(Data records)
▶

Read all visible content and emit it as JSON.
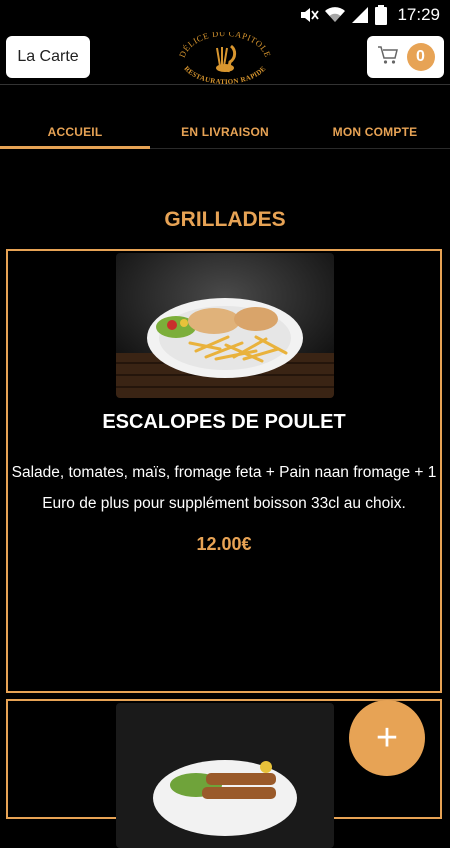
{
  "status_bar": {
    "time": "17:29",
    "icons": [
      "mute-icon",
      "wifi-icon",
      "signal-icon",
      "battery-icon"
    ]
  },
  "header": {
    "menu_label": "La Carte",
    "logo_text_top": "DÉLICE DU CAPITOLE",
    "logo_text_bottom": "RESTAURATION RAPIDE",
    "cart_count": "0"
  },
  "tabs": [
    {
      "label": "ACCUEIL",
      "active": true
    },
    {
      "label": "EN LIVRAISON",
      "active": false
    },
    {
      "label": "MON COMPTE",
      "active": false
    }
  ],
  "section": {
    "title": "GRILLADES"
  },
  "items": [
    {
      "name": "ESCALOPES DE POULET",
      "description_line1": "Salade, tomates, maïs, fromage feta + Pain naan fromage + 1",
      "description_line2": "Euro de plus pour supplément boisson 33cl au choix.",
      "price": "12.00€"
    }
  ],
  "colors": {
    "accent": "#E7A355",
    "background": "#000000",
    "text": "#FFFFFF"
  }
}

◀

> _TASK STATEMENT_:
Go through the material above and print all of it exactly, except the pictures.

> _SOLUTION TO THE PROBLEM_:
Read all visible content and emit it as JSON.
{
  "status_bar": {
    "time": "17:29",
    "icons": [
      "mute-icon",
      "wifi-icon",
      "signal-icon",
      "battery-icon"
    ]
  },
  "header": {
    "menu_label": "La Carte",
    "logo_text_top": "DÉLICE DU CAPITOLE",
    "logo_text_bottom": "RESTAURATION RAPIDE",
    "cart_count": "0"
  },
  "tabs": [
    {
      "label": "ACCUEIL",
      "active": true
    },
    {
      "label": "EN LIVRAISON",
      "active": false
    },
    {
      "label": "MON COMPTE",
      "active": false
    }
  ],
  "section": {
    "title": "GRILLADES"
  },
  "items": [
    {
      "name": "ESCALOPES DE POULET",
      "description_line1": "Salade, tomates, maïs, fromage feta + Pain naan fromage + 1",
      "description_line2": "Euro de plus pour supplément boisson 33cl au choix.",
      "price": "12.00€"
    }
  ],
  "colors": {
    "accent": "#E7A355",
    "background": "#000000",
    "text": "#FFFFFF"
  }
}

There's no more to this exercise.